======== Records supplied ========

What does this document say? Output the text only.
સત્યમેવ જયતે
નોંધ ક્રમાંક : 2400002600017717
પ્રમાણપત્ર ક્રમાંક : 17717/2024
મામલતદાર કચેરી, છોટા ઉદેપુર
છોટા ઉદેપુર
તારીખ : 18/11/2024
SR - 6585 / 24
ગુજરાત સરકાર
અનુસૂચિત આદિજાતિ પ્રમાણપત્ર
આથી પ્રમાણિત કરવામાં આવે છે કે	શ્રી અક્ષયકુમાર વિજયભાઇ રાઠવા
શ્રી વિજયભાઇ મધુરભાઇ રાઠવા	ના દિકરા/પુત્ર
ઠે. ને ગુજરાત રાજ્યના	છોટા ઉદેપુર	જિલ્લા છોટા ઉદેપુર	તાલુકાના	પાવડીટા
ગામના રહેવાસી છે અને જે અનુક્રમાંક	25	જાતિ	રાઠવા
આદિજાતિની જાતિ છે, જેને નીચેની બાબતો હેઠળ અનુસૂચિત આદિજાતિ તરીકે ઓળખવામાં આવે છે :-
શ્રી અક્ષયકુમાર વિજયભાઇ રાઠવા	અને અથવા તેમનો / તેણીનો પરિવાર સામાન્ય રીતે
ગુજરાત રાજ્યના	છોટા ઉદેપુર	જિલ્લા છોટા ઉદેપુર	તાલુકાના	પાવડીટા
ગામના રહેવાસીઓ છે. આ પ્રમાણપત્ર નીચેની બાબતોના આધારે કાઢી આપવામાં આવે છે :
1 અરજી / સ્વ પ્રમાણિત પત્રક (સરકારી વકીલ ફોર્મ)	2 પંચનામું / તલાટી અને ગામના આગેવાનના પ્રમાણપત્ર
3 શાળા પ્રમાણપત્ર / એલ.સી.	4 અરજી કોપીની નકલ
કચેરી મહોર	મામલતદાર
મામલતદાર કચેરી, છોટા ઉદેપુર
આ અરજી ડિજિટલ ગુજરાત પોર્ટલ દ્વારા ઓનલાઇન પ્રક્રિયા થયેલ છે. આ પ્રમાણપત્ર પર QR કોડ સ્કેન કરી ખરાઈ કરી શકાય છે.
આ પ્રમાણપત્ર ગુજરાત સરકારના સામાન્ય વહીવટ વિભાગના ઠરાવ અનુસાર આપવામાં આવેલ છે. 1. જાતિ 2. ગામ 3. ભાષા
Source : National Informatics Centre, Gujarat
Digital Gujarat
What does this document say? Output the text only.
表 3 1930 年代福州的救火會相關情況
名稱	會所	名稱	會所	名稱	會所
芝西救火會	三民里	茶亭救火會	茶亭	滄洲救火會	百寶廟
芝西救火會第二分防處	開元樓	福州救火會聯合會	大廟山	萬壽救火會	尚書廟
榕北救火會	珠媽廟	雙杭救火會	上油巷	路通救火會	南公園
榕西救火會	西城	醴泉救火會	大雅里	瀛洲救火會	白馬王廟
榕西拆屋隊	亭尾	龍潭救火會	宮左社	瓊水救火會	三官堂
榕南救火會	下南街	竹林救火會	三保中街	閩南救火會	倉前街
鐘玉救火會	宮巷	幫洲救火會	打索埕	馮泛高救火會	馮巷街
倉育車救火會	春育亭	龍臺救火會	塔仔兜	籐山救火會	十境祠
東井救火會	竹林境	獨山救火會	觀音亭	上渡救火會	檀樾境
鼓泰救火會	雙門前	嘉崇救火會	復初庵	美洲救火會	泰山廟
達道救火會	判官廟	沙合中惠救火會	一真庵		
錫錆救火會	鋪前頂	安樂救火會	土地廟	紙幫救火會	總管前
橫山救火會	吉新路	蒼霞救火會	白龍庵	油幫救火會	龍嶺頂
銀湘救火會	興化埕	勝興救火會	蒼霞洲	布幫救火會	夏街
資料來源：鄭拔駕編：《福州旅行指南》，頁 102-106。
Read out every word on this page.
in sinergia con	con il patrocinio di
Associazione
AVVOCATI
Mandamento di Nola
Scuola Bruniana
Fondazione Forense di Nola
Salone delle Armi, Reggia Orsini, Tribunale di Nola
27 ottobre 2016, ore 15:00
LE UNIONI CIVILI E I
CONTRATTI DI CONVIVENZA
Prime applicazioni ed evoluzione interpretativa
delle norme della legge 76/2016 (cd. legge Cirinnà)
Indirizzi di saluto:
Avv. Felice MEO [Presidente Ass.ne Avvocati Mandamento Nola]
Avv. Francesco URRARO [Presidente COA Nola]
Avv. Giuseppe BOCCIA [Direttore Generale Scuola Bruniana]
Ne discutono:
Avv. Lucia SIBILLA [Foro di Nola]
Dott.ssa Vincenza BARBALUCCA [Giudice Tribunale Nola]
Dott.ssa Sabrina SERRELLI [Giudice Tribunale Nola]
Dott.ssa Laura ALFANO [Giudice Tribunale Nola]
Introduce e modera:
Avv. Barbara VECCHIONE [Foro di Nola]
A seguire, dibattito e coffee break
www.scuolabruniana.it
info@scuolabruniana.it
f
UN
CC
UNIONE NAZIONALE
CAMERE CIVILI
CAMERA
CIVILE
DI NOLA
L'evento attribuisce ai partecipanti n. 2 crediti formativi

========

* [Work required]:
Gather each line in the entries above where the string "Foro" is found.

* [Full response]:
Avv. Lucia SIBILLA [Foro di Nola]
Avv. Barbara VECCHIONE [Foro di Nola]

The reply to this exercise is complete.